◆ Exercise prompt ◆
Copy out every line of the records where the string "residencia" occurs.

◆ Dataset excerpt ◆

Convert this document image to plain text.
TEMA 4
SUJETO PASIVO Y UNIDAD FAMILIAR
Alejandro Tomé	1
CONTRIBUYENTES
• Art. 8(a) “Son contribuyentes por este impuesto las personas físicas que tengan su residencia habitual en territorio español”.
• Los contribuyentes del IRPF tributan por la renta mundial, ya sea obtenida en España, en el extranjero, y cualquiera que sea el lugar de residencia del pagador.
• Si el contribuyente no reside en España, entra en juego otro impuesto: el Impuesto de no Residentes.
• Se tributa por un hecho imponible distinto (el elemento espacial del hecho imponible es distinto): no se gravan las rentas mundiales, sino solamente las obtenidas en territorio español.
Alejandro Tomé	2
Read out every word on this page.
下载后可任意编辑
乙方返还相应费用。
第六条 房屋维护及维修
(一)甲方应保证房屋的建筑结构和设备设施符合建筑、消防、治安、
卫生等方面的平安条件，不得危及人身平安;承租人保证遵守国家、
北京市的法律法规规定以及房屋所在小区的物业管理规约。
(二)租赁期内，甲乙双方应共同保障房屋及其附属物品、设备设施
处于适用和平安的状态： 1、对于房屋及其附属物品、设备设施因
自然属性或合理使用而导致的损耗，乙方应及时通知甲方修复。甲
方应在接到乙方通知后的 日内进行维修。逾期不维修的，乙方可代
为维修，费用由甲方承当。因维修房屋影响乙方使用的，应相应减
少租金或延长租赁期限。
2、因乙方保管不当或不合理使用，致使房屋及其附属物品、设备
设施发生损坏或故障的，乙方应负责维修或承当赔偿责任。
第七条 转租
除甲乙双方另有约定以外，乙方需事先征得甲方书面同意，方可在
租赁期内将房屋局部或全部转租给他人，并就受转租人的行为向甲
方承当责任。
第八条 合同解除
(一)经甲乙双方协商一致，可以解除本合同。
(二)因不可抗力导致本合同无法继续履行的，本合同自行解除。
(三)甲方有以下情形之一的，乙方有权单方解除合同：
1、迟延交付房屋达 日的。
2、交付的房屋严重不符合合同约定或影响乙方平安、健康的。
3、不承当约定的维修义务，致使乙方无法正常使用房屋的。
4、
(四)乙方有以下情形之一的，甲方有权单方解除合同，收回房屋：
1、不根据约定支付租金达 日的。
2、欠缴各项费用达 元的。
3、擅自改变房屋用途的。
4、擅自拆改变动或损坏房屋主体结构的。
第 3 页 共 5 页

◆ Exercise result ◆
• Art. 8(a) “Son contribuyentes por este impuesto las personas físicas que tengan su residencia habitual en territorio español”.
• Los contribuyentes del IRPF tributan por la renta mundial, ya sea obtenida en España, en el extranjero, y cualquiera que sea el lugar de residencia del pagador.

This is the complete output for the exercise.